According to a further preferred embodiment, at least one aperture has a round, preferably a circular or elliptical, or polygonal or star-shaped geometry. Experimental studies have shown that such a round or polygonal, respectively, or star-shaped geometry of the respective aperture creates an impact jet, which provides for a particularly efficient heat transfer to the thermoelectric modules.

On at least one aperture, an opening collar is embodied, which encloses said aperture and which protrudes towards the outer pipe according to another preferred embodiment. The impact jet, which flows through the aperture, can be directed accurately at a certain area of the outer pipe pipe wall with the help of such an opening collar. It is thus possible to ensure that the impact jet impacts an area of the outer pipe pipe wall, at which a thermoelectric module is arranged as well.

Particularly preferably, at least one aperture tapers away from the inner pipe interior towards the outer pipe interior, or, in the alternative, from the outer pipe interior to the inner pipe interior, preferably conically.

Particularly preferably, at least one aperture extends along a direction of extension, which forms a right angle or an acute angle with an outer side of the inner pipe pipe wall. This allows for an inclined arrangement of the respective aperture away from the inner pipe pipe wall, so that the impact jet can be directed in a well-aimed manner at an area of the outer pipe, in which a thermoelectric module for accommodating thermal energy from the impact jet is arranged as well.

» **STATED TASK 1**
Reproduce the passage about pipe apertures, starting with "Particularly preferably, at least one aperture tapers" and going on through "interior, preferably conically.".
» **STATED TASK 2**
Summarize the passage about pipe apertures in two sentences.
Rely only on the passage about pipe apertures.

» **DATASET CONTENT**
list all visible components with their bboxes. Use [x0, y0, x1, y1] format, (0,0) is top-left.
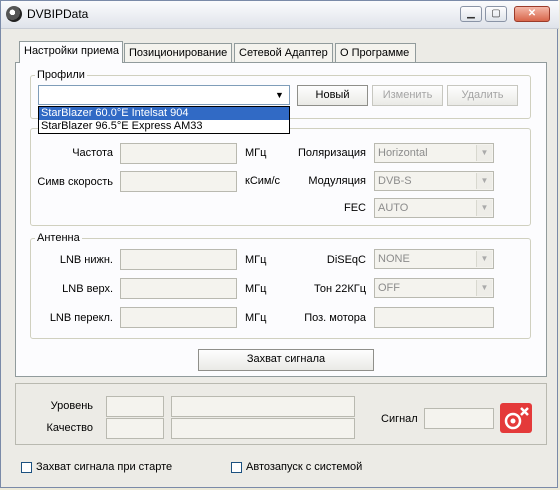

» **FULL RESPONSE 1**
Particularly preferably, at least one aperture tapers away from the inner pipe interior towards the outer pipe interior, or, in the alternative, from the outer pipe interior to the inner pipe interior, preferably conically.

» **FULL RESPONSE 2**
An aperture with a round, polygonal, or star-shaped geometry creates an impact jet that transfers heat particularly efficiently to the thermoelectric modules, and an aperture may also taper, preferably conically. An opening collar that protrudes toward the outer pipe lets the jet be aimed at an area of the outer pipe where a thermoelectric module is arranged, and so does a direction of extension at a right or acute angle to the inner pipe wall.